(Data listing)
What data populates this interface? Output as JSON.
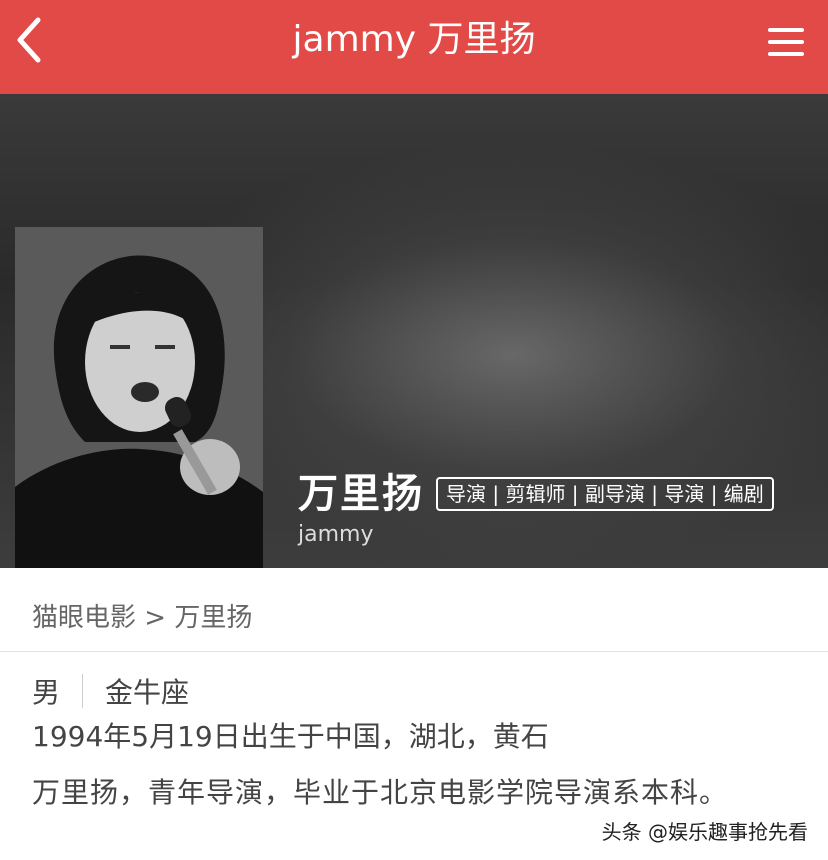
{
  "header": {
    "title": "jammy 万里扬",
    "back_icon": "chevron-left-icon",
    "menu_icon": "hamburger-menu-icon",
    "background_color": "#e24a47"
  },
  "profile": {
    "name": "万里扬",
    "roles": "导演 | 剪辑师 | 副导演 | 导演 | 编剧",
    "alias": "jammy"
  },
  "breadcrumb": {
    "root": "猫眼电影",
    "separator": " > ",
    "current": "万里扬"
  },
  "info": {
    "gender": "男",
    "zodiac": "金牛座",
    "birth": "1994年5月19日出生于中国，湖北，黄石",
    "bio": "万里扬，青年导演，毕业于北京电影学院导演系本科。"
  },
  "watermark": {
    "text": "头条 @娱乐趣事抢先看"
  }
}
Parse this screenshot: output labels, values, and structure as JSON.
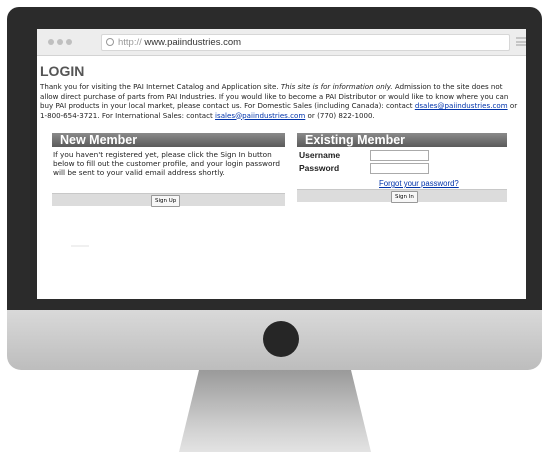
{
  "browser": {
    "url_protocol": "http://",
    "url_domain": "www.paiindustries.com"
  },
  "page": {
    "title": "LOGIN",
    "intro": {
      "p1": "Thank you for visiting the PAI Internet Catalog and Application site. ",
      "p1_italic": "This site is for information only.",
      "p2": " Admission to the site does not allow direct purchase of parts from PAI Industries. If you would like to become a PAI Distributor or would like to know where you can buy PAI products in your local market, please contact us. For Domestic Sales (including Canada): contact ",
      "domestic_email": "dsales@paiindustries.com",
      "p3": " or 1-800-654-3721. For International Sales: contact ",
      "intl_email": "isales@paiindustries.com",
      "p4": " or (770) 822-1000."
    }
  },
  "new_member": {
    "heading": "New Member",
    "text": "If you haven't registered yet, please click the Sign In button below to fill out the customer profile, and your login password will be sent to your valid email address shortly.",
    "button": "Sign Up"
  },
  "existing_member": {
    "heading": "Existing Member",
    "username_label": "Username",
    "password_label": "Password",
    "username_value": "",
    "password_value": "",
    "forgot_link": "Forgot your password?",
    "button": "Sign In"
  },
  "colors": {
    "monitor_bezel": "#2b2b2b",
    "link": "#0033aa",
    "panel_header": "#6e6e6e"
  }
}
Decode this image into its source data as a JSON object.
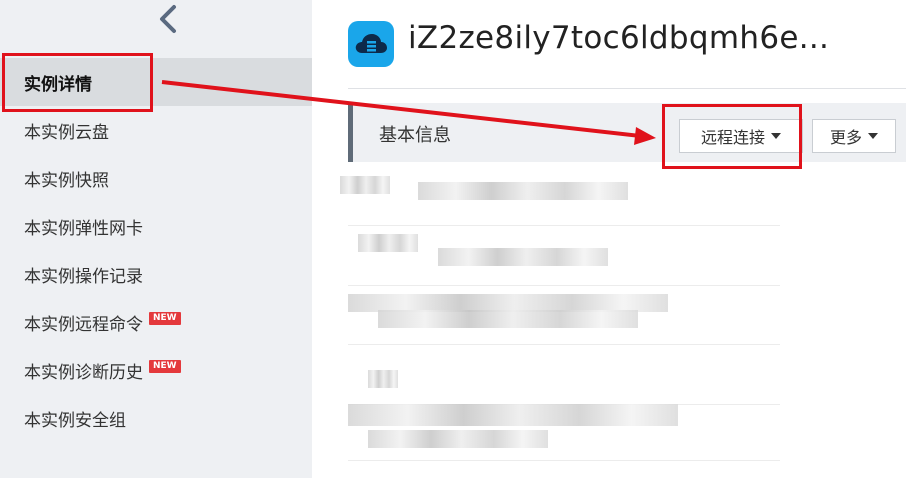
{
  "sidebar": {
    "back_icon": "chevron-left-icon",
    "items": [
      {
        "label": "实例详情",
        "active": true,
        "badge": ""
      },
      {
        "label": "本实例云盘",
        "active": false,
        "badge": ""
      },
      {
        "label": "本实例快照",
        "active": false,
        "badge": ""
      },
      {
        "label": "本实例弹性网卡",
        "active": false,
        "badge": ""
      },
      {
        "label": "本实例操作记录",
        "active": false,
        "badge": ""
      },
      {
        "label": "本实例远程命令",
        "active": false,
        "badge": "NEW"
      },
      {
        "label": "本实例诊断历史",
        "active": false,
        "badge": "NEW"
      },
      {
        "label": "本实例安全组",
        "active": false,
        "badge": ""
      }
    ]
  },
  "header": {
    "icon": "cloud-server-icon",
    "title": "iZ2ze8ily7toc6ldbqmh6e..."
  },
  "section": {
    "title": "基本信息",
    "remote_connect_label": "远程连接",
    "more_label": "更多"
  },
  "colors": {
    "accent_blue": "#1aa6ea",
    "annotation_red": "#e0121b",
    "badge_red": "#e4393c",
    "sidebar_bg": "#eef0f3"
  }
}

Given problem:
Of all the lines above, how many contain the word "please"? Answer with only the number.

Problem solution:
2